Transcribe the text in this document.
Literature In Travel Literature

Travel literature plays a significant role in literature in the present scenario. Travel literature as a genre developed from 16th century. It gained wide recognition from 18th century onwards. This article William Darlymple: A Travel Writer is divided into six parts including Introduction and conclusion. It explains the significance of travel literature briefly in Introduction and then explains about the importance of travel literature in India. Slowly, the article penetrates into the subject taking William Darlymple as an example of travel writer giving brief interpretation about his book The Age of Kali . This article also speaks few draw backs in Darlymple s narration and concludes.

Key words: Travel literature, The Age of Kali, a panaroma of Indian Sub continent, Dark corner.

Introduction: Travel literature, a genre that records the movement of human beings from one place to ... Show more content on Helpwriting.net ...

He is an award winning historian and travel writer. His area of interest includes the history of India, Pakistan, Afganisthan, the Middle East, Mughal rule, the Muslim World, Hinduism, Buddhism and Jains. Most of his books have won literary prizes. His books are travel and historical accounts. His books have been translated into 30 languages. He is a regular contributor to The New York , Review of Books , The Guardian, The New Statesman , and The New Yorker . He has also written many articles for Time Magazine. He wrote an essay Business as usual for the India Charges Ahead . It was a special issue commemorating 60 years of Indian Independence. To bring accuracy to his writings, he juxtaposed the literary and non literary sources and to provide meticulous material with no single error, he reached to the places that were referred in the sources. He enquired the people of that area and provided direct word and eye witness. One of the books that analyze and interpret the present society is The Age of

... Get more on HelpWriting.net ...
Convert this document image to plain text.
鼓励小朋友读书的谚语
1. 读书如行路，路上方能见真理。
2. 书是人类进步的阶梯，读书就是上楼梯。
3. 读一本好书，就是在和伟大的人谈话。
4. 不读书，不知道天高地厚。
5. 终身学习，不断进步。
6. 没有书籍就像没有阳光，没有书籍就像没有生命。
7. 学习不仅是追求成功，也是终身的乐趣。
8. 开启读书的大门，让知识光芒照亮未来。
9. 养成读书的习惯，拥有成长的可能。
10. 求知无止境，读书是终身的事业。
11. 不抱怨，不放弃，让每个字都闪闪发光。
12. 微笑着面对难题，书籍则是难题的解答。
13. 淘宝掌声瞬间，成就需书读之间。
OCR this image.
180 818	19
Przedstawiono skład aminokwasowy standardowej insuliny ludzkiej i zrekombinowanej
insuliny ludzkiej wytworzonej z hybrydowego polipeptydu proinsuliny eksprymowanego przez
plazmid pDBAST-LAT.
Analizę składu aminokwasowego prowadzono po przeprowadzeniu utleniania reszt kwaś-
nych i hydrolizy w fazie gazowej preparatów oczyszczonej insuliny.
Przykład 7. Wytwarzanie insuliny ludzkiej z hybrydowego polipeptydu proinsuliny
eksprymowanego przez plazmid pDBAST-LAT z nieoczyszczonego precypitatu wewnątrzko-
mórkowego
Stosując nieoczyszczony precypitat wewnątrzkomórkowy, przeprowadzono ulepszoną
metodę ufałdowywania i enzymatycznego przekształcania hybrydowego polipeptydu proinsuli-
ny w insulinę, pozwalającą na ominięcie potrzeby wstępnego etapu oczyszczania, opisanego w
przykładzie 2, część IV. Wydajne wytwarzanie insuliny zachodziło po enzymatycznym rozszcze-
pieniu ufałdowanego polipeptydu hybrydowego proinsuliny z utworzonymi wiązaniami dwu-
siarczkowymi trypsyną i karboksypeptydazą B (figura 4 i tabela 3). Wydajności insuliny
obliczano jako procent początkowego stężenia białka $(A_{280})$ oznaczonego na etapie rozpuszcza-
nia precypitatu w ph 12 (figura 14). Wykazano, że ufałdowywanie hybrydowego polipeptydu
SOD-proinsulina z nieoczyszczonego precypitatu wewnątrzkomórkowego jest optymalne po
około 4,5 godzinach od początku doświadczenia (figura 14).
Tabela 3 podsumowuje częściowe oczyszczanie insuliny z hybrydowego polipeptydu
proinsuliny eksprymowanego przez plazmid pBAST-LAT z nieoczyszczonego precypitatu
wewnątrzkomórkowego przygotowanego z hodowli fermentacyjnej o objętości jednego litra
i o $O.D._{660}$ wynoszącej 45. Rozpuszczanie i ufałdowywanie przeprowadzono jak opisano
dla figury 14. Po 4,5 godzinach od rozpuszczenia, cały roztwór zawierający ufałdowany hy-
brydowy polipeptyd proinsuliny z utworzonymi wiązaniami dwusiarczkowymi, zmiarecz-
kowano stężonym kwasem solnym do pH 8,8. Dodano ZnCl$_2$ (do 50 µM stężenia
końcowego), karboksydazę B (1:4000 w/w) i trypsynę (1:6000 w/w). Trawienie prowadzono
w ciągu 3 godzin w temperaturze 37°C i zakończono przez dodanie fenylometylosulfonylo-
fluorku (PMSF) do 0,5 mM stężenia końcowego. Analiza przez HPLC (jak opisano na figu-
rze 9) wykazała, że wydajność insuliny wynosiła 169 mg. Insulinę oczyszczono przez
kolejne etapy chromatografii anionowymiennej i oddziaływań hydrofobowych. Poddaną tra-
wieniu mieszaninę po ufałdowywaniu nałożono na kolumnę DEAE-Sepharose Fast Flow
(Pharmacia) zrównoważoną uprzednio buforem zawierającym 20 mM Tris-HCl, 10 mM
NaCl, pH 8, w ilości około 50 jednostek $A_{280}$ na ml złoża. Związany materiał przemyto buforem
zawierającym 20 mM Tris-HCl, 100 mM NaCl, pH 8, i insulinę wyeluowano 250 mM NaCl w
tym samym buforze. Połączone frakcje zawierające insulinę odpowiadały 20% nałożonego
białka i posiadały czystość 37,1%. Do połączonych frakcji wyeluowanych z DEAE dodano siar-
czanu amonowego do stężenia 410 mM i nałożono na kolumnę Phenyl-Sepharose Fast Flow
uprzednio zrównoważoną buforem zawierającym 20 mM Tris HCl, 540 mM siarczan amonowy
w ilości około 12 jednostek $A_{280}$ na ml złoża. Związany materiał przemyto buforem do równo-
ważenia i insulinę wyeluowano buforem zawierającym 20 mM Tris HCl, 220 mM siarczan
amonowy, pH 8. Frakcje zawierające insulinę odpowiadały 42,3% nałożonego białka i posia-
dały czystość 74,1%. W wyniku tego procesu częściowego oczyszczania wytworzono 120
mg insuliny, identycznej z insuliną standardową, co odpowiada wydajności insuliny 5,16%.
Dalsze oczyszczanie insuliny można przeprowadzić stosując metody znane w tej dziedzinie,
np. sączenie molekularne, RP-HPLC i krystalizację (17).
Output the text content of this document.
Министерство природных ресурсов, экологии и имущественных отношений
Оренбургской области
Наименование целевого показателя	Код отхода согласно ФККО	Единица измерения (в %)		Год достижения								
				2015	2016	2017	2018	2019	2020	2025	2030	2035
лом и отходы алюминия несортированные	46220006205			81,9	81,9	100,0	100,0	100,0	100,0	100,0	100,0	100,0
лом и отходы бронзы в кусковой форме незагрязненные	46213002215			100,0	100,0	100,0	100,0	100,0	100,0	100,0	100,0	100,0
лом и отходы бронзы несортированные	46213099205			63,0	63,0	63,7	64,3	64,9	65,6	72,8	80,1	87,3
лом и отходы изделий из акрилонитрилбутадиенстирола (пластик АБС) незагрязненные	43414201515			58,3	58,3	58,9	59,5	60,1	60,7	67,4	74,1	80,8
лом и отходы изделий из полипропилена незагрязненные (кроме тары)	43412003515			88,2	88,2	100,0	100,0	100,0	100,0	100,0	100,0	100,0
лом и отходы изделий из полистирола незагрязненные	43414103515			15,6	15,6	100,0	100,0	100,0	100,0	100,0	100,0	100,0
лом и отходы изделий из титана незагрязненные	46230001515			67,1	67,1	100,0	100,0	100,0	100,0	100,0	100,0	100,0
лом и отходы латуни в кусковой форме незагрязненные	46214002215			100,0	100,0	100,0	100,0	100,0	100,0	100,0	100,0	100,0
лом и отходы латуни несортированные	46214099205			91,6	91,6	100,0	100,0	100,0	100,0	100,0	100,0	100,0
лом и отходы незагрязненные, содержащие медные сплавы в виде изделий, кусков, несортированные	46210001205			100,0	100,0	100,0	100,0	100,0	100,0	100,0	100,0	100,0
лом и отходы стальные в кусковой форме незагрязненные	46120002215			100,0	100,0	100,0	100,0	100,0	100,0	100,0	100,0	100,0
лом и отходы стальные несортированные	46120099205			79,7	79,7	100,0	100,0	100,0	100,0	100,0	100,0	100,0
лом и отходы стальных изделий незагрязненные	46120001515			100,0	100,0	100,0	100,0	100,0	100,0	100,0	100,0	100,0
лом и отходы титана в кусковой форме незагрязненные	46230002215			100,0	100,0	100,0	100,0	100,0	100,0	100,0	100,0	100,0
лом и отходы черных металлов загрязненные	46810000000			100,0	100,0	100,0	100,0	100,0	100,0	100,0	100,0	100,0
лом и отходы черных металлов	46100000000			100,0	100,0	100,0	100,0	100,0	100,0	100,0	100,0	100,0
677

# Goal:
Copy each line that contains the word "ludzkiej".

# Problem solution:
Przedstawiono skład aminokwasowy standardowej insuliny ludzkiej i zrekombinowanej
insuliny ludzkiej wytworzonej z hybrydowego polipeptydu proinsuliny eksprymowanego przez
Przykład 7. Wytwarzanie insuliny ludzkiej z hybrydowego polipeptydu proinsuliny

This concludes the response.